Transcribe the records below exactly.

Stored data
>> Begin
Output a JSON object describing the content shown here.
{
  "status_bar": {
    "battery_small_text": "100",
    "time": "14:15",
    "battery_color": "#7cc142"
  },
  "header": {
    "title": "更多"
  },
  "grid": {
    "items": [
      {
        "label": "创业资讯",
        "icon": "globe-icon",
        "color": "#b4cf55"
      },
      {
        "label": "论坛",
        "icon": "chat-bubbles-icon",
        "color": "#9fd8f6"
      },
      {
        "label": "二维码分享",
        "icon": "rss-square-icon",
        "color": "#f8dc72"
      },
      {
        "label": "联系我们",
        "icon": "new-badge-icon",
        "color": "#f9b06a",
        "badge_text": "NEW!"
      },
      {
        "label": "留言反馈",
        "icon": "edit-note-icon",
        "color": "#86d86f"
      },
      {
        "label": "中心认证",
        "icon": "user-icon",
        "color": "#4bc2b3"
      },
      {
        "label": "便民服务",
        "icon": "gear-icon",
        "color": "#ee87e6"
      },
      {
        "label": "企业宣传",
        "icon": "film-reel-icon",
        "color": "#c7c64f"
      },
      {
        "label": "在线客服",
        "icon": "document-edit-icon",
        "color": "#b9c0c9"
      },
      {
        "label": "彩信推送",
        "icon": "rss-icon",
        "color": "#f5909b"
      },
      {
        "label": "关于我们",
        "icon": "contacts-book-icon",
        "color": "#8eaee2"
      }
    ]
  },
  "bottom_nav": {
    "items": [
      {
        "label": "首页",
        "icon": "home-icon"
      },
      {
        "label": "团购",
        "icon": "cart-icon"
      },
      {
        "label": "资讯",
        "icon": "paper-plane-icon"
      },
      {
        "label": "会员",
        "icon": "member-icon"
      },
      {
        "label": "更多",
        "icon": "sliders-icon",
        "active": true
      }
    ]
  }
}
>> End
#### [Result of the exercise]
Output a JSON object describing the content shown here.
{
  "status_bar": {
    "battery_small_text": "100",
    "time": "14:15",
    "battery_color": "#7cc142"
  },
  "header": {
    "title": "更多"
  },
  "grid": {
    "items": [
      {
        "label": "创业资讯",
        "icon": "globe-icon",
        "color": "#b4cf55"
      },
      {
        "label": "论坛",
        "icon": "chat-bubbles-icon",
        "color": "#9fd8f6"
      },
      {
        "label": "二维码分享",
        "icon": "rss-square-icon",
        "color": "#f8dc72"
      },
      {
        "label": "联系我们",
        "icon": "new-badge-icon",
        "color": "#f9b06a",
        "badge_text": "NEW!"
      },
      {
        "label": "留言反馈",
        "icon": "edit-note-icon",
        "color": "#86d86f"
      },
      {
        "label": "中心认证",
        "icon": "user-icon",
        "color": "#4bc2b3"
      },
      {
        "label": "便民服务",
        "icon": "gear-icon",
        "color": "#ee87e6"
      },
      {
        "label": "企业宣传",
        "icon": "film-reel-icon",
        "color": "#c7c64f"
      },
      {
        "label": "在线客服",
        "icon": "document-edit-icon",
        "color": "#b9c0c9"
      },
      {
        "label": "彩信推送",
        "icon": "rss-icon",
        "color": "#f5909b"
      },
      {
        "label": "关于我们",
        "icon": "contacts-book-icon",
        "color": "#8eaee2"
      }
    ]
  },
  "bottom_nav": {
    "items": [
      {
        "label": "首页",
        "icon": "home-icon"
      },
      {
        "label": "团购",
        "icon": "cart-icon"
      },
      {
        "label": "资讯",
        "icon": "paper-plane-icon"
      },
      {
        "label": "会员",
        "icon": "member-icon"
      },
      {
        "label": "更多",
        "icon": "sliders-icon",
        "active": true
      }
    ]
  }
}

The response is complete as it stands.